* [STATED PROBLEM]: Your task is to locate every line holding the string "части" and to copy each of them.
— start DATA TO PROCESS —
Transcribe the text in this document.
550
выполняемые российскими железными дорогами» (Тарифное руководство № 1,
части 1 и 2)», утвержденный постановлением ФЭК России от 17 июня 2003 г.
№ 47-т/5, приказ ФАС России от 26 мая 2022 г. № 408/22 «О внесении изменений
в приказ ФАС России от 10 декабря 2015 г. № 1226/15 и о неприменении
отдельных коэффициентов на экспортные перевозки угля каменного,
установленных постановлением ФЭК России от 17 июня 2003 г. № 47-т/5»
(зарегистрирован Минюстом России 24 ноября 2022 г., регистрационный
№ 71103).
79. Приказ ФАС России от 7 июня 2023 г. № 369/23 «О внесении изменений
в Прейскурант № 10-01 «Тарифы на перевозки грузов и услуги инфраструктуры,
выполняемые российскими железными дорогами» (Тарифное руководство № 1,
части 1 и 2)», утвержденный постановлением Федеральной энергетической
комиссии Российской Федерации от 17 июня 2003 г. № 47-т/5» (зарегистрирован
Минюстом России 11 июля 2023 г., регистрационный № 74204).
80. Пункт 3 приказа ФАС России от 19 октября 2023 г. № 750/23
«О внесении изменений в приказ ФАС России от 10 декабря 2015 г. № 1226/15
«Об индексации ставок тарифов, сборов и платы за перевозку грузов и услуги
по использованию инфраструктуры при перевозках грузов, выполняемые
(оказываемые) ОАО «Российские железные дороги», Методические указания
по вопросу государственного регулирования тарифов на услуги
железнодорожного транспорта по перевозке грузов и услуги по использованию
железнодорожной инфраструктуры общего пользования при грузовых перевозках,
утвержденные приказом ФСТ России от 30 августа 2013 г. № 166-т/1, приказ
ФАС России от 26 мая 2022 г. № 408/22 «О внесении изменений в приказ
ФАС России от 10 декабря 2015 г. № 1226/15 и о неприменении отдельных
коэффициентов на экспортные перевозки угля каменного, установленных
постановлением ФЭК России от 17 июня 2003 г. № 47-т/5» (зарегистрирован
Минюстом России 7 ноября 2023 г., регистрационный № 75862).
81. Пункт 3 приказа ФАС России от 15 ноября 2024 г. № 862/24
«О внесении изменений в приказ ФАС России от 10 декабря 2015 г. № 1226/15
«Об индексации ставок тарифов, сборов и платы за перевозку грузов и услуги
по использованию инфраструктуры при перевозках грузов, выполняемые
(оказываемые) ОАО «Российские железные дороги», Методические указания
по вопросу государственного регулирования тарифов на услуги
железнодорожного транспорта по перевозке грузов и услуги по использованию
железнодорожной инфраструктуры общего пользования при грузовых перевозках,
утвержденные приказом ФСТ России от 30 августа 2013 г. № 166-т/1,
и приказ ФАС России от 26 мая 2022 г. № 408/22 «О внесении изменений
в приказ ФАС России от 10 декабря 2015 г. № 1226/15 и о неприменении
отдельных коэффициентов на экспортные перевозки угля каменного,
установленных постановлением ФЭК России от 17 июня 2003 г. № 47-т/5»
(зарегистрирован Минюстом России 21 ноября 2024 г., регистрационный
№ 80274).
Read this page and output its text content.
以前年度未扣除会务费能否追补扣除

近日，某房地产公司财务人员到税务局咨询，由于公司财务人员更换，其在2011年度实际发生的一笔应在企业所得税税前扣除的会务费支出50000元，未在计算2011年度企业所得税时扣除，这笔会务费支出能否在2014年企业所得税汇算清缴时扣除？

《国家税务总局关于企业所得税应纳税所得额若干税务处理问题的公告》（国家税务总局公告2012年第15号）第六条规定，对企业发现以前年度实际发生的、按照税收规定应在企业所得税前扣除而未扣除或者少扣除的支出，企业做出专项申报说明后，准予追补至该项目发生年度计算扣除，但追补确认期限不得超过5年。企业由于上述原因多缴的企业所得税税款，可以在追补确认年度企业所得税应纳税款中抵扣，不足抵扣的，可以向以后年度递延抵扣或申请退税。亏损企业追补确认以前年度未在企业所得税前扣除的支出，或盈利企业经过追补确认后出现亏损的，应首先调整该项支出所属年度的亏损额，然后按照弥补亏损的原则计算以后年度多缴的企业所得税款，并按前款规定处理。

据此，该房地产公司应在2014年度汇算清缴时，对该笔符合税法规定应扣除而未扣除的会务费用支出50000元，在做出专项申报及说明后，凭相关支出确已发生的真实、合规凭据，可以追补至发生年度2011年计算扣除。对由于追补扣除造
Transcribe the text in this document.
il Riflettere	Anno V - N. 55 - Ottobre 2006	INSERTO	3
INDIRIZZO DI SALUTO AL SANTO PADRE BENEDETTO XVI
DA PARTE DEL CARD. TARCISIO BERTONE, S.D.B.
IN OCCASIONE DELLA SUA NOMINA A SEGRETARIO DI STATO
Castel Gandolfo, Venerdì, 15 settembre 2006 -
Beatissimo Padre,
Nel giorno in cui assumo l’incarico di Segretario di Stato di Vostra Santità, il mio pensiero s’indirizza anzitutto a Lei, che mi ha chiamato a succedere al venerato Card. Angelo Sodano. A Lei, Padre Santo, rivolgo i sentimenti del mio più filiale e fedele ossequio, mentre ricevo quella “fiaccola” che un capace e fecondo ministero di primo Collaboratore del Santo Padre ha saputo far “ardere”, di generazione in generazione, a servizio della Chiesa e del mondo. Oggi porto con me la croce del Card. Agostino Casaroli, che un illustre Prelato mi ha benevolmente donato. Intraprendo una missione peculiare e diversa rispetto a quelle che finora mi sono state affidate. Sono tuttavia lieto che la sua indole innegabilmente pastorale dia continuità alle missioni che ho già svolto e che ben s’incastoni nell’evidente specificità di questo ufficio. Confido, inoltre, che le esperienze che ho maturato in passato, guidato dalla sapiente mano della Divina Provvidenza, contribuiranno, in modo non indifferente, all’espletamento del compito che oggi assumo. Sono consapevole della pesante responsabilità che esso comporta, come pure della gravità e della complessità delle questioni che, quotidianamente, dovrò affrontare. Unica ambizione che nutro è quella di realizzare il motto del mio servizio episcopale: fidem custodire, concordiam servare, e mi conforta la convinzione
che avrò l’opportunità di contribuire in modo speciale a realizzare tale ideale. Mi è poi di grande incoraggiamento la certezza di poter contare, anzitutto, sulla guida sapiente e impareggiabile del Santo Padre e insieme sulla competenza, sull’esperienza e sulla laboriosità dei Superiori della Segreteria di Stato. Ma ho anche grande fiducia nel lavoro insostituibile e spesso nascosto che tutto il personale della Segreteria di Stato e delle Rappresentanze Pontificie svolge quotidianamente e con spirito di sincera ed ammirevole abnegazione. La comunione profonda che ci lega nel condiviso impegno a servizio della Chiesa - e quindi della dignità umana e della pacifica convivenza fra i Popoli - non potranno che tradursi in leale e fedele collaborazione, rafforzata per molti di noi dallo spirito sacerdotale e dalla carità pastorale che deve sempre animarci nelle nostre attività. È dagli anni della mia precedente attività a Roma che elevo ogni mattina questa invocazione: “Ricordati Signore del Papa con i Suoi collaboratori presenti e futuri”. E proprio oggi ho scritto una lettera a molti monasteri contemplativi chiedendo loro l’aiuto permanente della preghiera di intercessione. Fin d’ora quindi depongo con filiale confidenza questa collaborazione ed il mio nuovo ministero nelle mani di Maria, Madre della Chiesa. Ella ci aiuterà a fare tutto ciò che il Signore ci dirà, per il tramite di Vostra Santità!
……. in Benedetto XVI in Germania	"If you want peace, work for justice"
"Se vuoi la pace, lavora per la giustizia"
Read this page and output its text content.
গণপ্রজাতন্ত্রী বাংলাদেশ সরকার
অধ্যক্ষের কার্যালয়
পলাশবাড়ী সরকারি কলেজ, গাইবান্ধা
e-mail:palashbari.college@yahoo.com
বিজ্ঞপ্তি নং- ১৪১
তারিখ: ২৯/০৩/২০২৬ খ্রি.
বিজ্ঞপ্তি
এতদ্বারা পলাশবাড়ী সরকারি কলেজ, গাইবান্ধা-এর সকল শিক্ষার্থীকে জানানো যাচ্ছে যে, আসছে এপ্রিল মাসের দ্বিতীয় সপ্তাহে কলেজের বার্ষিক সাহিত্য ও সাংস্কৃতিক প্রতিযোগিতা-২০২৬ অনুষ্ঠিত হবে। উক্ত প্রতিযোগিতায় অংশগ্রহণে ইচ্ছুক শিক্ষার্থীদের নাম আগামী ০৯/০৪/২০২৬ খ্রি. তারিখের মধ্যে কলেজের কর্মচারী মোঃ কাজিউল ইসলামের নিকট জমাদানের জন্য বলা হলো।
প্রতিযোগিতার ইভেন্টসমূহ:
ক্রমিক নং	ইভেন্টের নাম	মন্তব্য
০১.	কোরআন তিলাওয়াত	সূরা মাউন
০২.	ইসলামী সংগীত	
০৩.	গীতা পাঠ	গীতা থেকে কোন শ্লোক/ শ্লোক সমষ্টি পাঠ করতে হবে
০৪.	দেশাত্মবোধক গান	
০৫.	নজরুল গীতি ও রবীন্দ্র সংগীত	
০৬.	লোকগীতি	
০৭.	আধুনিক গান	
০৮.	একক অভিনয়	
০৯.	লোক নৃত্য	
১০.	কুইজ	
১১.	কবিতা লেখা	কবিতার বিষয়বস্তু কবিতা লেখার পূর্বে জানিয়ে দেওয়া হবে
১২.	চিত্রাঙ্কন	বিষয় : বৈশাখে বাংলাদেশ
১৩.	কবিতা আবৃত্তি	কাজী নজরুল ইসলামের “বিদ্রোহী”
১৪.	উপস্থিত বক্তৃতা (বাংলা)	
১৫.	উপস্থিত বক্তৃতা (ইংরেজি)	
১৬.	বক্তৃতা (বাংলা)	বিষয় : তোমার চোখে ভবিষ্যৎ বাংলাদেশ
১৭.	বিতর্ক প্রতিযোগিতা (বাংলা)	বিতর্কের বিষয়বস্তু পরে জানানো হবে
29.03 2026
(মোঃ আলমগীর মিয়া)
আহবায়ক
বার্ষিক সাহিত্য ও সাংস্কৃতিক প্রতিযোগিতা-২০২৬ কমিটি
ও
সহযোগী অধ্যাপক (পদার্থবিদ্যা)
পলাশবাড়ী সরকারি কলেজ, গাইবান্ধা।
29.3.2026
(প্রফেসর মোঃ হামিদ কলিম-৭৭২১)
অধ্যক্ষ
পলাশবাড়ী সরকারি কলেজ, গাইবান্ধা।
— end DATA TO PROCESS —
* [WORKED SOLUTION]:
части 1 и 2)», утвержденный постановлением ФЭК России от 17 июня 2003 г.
части 1 и 2)», утвержденный постановлением Федеральной энергетической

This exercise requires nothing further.